-- Begin RECORDS TO PROCESS --

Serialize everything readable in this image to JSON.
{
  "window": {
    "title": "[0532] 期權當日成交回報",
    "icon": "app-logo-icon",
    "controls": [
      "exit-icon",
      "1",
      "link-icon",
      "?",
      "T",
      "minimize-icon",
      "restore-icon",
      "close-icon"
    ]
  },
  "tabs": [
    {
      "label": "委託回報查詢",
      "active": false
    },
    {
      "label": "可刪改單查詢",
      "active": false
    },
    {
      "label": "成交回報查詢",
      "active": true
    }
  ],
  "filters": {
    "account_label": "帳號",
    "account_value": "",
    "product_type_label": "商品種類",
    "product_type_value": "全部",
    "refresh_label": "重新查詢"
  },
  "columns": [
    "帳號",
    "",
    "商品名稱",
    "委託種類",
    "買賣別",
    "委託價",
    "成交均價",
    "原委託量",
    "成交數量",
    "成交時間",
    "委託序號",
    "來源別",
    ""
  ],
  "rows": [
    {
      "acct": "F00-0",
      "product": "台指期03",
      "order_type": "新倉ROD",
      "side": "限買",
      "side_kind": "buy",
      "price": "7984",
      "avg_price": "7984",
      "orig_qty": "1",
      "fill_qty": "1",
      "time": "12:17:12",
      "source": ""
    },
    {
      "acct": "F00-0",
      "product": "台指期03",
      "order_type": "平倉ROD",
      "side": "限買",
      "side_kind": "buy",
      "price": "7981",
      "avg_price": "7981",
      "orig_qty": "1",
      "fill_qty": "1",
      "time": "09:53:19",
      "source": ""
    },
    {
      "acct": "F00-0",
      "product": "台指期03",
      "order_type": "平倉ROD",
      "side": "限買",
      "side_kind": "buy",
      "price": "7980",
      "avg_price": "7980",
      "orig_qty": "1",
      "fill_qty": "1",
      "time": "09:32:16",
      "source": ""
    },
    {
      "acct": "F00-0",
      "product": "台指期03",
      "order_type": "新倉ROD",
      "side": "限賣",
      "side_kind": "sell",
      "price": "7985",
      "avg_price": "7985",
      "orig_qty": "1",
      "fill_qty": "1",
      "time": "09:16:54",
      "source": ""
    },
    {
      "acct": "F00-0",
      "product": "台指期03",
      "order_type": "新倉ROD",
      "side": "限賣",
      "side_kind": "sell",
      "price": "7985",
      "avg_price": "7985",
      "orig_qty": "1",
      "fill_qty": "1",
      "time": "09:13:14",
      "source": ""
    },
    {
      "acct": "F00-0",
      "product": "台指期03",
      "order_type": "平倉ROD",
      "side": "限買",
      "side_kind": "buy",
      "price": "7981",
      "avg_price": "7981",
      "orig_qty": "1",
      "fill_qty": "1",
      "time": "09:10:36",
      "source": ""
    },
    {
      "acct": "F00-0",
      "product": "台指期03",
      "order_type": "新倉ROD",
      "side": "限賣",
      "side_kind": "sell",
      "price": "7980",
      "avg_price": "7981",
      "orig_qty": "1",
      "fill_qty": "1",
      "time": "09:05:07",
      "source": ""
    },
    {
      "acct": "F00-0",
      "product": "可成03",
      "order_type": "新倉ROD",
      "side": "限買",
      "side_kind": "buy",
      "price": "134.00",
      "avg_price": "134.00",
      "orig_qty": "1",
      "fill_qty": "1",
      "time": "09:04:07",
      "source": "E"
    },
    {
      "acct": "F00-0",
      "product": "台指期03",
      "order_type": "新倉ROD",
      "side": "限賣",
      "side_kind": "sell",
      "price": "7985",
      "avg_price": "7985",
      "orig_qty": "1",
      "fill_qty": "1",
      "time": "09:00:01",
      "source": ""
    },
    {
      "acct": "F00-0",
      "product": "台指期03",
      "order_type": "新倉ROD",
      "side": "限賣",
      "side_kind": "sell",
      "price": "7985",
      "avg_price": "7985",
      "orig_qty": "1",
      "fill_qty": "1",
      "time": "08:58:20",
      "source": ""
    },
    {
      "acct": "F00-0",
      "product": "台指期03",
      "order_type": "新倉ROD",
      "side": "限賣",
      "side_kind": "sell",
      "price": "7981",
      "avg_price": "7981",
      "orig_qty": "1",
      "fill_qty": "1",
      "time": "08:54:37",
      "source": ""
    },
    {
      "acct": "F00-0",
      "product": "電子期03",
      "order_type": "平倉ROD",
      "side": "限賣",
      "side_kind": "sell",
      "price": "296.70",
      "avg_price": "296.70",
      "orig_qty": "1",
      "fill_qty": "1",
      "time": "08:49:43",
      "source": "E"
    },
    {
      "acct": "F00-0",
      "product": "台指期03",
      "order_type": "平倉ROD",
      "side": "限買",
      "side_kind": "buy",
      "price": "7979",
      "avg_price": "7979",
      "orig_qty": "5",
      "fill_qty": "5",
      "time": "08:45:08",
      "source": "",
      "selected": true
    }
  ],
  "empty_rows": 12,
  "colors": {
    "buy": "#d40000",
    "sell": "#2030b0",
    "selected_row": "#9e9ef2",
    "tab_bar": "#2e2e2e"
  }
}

-- End RECORDS TO PROCESS --

Give the listing again, word for word.

*SOLUTION TO THIS EXERCISE:*
Serialize everything readable in this image to JSON.
{
  "window": {
    "title": "[0532] 期權當日成交回報",
    "icon": "app-logo-icon",
    "controls": [
      "exit-icon",
      "1",
      "link-icon",
      "?",
      "T",
      "minimize-icon",
      "restore-icon",
      "close-icon"
    ]
  },
  "tabs": [
    {
      "label": "委託回報查詢",
      "active": false
    },
    {
      "label": "可刪改單查詢",
      "active": false
    },
    {
      "label": "成交回報查詢",
      "active": true
    }
  ],
  "filters": {
    "account_label": "帳號",
    "account_value": "",
    "product_type_label": "商品種類",
    "product_type_value": "全部",
    "refresh_label": "重新查詢"
  },
  "columns": [
    "帳號",
    "",
    "商品名稱",
    "委託種類",
    "買賣別",
    "委託價",
    "成交均價",
    "原委託量",
    "成交數量",
    "成交時間",
    "委託序號",
    "來源別",
    ""
  ],
  "rows": [
    {
      "acct": "F00-0",
      "product": "台指期03",
      "order_type": "新倉ROD",
      "side": "限買",
      "side_kind": "buy",
      "price": "7984",
      "avg_price": "7984",
      "orig_qty": "1",
      "fill_qty": "1",
      "time": "12:17:12",
      "source": ""
    },
    {
      "acct": "F00-0",
      "product": "台指期03",
      "order_type": "平倉ROD",
      "side": "限買",
      "side_kind": "buy",
      "price": "7981",
      "avg_price": "7981",
      "orig_qty": "1",
      "fill_qty": "1",
      "time": "09:53:19",
      "source": ""
    },
    {
      "acct": "F00-0",
      "product": "台指期03",
      "order_type": "平倉ROD",
      "side": "限買",
      "side_kind": "buy",
      "price": "7980",
      "avg_price": "7980",
      "orig_qty": "1",
      "fill_qty": "1",
      "time": "09:32:16",
      "source": ""
    },
    {
      "acct": "F00-0",
      "product": "台指期03",
      "order_type": "新倉ROD",
      "side": "限賣",
      "side_kind": "sell",
      "price": "7985",
      "avg_price": "7985",
      "orig_qty": "1",
      "fill_qty": "1",
      "time": "09:16:54",
      "source": ""
    },
    {
      "acct": "F00-0",
      "product": "台指期03",
      "order_type": "新倉ROD",
      "side": "限賣",
      "side_kind": "sell",
      "price": "7985",
      "avg_price": "7985",
      "orig_qty": "1",
      "fill_qty": "1",
      "time": "09:13:14",
      "source": ""
    },
    {
      "acct": "F00-0",
      "product": "台指期03",
      "order_type": "平倉ROD",
      "side": "限買",
      "side_kind": "buy",
      "price": "7981",
      "avg_price": "7981",
      "orig_qty": "1",
      "fill_qty": "1",
      "time": "09:10:36",
      "source": ""
    },
    {
      "acct": "F00-0",
      "product": "台指期03",
      "order_type": "新倉ROD",
      "side": "限賣",
      "side_kind": "sell",
      "price": "7980",
      "avg_price": "7981",
      "orig_qty": "1",
      "fill_qty": "1",
      "time": "09:05:07",
      "source": ""
    },
    {
      "acct": "F00-0",
      "product": "可成03",
      "order_type": "新倉ROD",
      "side": "限買",
      "side_kind": "buy",
      "price": "134.00",
      "avg_price": "134.00",
      "orig_qty": "1",
      "fill_qty": "1",
      "time": "09:04:07",
      "source": "E"
    },
    {
      "acct": "F00-0",
      "product": "台指期03",
      "order_type": "新倉ROD",
      "side": "限賣",
      "side_kind": "sell",
      "price": "7985",
      "avg_price": "7985",
      "orig_qty": "1",
      "fill_qty": "1",
      "time": "09:00:01",
      "source": ""
    },
    {
      "acct": "F00-0",
      "product": "台指期03",
      "order_type": "新倉ROD",
      "side": "限賣",
      "side_kind": "sell",
      "price": "7985",
      "avg_price": "7985",
      "orig_qty": "1",
      "fill_qty": "1",
      "time": "08:58:20",
      "source": ""
    },
    {
      "acct": "F00-0",
      "product": "台指期03",
      "order_type": "新倉ROD",
      "side": "限賣",
      "side_kind": "sell",
      "price": "7981",
      "avg_price": "7981",
      "orig_qty": "1",
      "fill_qty": "1",
      "time": "08:54:37",
      "source": ""
    },
    {
      "acct": "F00-0",
      "product": "電子期03",
      "order_type": "平倉ROD",
      "side": "限賣",
      "side_kind": "sell",
      "price": "296.70",
      "avg_price": "296.70",
      "orig_qty": "1",
      "fill_qty": "1",
      "time": "08:49:43",
      "source": "E"
    },
    {
      "acct": "F00-0",
      "product": "台指期03",
      "order_type": "平倉ROD",
      "side": "限買",
      "side_kind": "buy",
      "price": "7979",
      "avg_price": "7979",
      "orig_qty": "5",
      "fill_qty": "5",
      "time": "08:45:08",
      "source": "",
      "selected": true
    }
  ],
  "empty_rows": 12,
  "colors": {
    "buy": "#d40000",
    "sell": "#2030b0",
    "selected_row": "#9e9ef2",
    "tab_bar": "#2e2e2e"
  }
}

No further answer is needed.